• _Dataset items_
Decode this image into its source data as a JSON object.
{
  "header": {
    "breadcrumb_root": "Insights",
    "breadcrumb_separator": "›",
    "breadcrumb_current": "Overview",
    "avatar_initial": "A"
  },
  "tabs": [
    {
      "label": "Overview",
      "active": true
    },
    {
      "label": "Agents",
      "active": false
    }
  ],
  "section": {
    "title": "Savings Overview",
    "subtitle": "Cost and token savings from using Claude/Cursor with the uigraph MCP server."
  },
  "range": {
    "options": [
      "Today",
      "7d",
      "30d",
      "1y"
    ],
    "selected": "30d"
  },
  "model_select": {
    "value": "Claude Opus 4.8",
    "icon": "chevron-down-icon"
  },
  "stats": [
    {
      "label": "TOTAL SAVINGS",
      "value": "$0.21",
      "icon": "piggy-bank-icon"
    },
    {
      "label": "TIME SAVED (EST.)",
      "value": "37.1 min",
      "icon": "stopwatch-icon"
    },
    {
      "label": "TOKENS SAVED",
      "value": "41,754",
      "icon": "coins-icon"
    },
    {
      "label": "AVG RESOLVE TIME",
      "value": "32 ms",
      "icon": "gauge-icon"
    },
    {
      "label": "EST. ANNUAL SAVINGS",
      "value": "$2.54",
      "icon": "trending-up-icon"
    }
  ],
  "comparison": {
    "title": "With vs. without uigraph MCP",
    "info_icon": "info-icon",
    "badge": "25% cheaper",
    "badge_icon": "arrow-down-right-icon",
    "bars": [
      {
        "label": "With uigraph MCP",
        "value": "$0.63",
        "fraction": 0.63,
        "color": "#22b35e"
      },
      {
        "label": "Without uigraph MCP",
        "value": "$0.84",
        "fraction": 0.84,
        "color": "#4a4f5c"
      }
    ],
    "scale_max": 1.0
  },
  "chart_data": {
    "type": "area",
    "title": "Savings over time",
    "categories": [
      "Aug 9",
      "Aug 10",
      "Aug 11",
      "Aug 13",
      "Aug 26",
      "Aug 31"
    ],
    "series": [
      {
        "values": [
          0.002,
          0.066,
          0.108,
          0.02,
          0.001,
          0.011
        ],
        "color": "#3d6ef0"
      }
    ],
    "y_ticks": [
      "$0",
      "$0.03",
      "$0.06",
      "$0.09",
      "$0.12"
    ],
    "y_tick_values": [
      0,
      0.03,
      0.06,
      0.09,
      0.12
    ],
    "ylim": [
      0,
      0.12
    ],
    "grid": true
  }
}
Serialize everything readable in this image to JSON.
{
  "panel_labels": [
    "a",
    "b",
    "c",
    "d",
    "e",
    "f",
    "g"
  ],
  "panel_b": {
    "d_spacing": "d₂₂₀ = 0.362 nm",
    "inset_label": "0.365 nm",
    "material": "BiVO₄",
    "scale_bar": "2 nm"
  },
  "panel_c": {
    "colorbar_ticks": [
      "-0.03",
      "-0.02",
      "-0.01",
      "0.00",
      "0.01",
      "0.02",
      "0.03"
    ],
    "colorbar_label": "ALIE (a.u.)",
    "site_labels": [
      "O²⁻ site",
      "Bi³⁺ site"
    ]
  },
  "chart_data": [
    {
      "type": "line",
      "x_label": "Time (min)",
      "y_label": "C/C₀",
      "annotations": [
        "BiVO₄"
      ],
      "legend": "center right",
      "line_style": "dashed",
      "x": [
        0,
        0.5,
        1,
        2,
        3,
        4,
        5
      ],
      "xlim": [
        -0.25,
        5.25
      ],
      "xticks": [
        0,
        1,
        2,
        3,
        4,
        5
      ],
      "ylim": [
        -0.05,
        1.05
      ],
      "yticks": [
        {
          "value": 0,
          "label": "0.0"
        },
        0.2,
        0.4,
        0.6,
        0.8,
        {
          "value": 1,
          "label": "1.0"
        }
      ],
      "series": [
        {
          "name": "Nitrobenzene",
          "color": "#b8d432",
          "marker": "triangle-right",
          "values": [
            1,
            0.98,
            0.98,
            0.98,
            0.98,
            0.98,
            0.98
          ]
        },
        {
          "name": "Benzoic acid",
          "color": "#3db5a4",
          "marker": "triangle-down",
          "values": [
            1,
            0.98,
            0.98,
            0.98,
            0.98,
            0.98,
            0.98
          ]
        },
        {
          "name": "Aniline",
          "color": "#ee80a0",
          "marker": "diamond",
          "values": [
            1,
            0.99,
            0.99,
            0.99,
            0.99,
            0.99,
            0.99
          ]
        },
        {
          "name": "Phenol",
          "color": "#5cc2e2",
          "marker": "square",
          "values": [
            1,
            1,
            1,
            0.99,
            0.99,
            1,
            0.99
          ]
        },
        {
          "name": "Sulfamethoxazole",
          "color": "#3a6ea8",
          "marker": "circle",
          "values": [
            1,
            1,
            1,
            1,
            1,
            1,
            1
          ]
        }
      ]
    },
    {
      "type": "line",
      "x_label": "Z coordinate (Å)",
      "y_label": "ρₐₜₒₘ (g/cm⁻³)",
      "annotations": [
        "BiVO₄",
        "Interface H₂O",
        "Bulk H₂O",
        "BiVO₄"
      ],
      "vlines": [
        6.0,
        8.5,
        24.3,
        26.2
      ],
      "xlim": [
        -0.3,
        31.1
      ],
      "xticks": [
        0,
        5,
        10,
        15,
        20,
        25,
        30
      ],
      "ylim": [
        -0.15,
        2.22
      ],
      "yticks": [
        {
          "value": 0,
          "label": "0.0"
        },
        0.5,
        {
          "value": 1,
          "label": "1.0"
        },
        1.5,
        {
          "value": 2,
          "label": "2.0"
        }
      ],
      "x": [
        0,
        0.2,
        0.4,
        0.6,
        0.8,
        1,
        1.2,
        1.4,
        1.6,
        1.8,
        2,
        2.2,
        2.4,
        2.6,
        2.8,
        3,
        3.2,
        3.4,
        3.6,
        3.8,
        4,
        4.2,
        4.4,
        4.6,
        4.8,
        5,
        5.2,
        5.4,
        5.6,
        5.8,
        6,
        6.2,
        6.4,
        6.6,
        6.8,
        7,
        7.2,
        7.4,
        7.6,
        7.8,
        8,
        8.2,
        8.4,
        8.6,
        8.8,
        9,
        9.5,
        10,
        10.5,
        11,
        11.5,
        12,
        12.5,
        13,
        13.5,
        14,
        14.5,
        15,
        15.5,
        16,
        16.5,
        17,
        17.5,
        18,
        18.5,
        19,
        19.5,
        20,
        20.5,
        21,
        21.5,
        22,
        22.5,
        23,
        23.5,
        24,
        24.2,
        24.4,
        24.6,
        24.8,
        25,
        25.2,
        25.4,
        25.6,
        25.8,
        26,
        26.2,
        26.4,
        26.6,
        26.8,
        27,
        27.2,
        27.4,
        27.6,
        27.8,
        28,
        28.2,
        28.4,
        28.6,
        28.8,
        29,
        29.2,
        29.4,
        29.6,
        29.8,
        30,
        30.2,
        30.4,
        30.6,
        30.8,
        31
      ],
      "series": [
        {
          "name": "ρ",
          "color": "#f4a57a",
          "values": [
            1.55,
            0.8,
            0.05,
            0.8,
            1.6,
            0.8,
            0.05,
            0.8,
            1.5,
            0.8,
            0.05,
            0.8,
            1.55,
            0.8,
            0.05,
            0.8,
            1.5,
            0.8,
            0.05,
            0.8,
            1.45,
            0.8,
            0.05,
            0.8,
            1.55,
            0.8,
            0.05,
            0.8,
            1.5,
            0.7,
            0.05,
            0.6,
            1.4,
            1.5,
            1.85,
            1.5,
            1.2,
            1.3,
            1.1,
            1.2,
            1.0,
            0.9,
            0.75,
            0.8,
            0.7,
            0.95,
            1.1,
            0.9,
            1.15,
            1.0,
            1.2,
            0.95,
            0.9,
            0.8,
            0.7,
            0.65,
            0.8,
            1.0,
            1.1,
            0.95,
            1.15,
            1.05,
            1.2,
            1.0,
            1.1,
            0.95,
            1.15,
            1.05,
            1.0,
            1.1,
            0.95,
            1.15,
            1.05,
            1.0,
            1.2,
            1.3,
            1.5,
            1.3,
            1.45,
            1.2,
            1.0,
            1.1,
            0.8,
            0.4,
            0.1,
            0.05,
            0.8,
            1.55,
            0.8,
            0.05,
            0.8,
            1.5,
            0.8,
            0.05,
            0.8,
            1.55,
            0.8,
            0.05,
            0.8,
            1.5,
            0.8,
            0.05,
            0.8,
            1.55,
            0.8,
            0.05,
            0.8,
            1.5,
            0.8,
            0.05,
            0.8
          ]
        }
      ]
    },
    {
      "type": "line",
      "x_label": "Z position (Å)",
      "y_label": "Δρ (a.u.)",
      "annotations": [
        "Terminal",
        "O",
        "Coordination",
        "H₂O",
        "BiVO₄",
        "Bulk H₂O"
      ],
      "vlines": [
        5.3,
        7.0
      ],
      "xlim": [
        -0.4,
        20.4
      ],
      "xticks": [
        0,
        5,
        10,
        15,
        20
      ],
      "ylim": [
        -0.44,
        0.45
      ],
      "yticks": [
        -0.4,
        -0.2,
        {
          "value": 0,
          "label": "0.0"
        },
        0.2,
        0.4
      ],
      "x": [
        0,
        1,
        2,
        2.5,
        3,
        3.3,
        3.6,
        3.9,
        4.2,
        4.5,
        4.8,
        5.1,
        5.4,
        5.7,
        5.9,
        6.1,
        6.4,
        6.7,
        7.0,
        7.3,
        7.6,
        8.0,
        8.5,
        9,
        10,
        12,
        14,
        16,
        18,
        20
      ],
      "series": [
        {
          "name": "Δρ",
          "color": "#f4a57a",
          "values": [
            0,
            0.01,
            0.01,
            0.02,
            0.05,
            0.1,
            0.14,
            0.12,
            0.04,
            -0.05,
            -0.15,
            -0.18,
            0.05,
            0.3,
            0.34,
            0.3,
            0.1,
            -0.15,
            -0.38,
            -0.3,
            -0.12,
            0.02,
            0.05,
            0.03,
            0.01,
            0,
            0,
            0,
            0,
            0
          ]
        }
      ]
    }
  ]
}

• _WHAT YOU SHOULD DO_
Search the entries for the word "marker", then list each line that holds it.

• _RESULT OF THIS EXERCISE_
          "marker": "triangle-right",
          "marker": "triangle-down",
          "marker": "diamond",
          "marker": "square",
          "marker": "circle",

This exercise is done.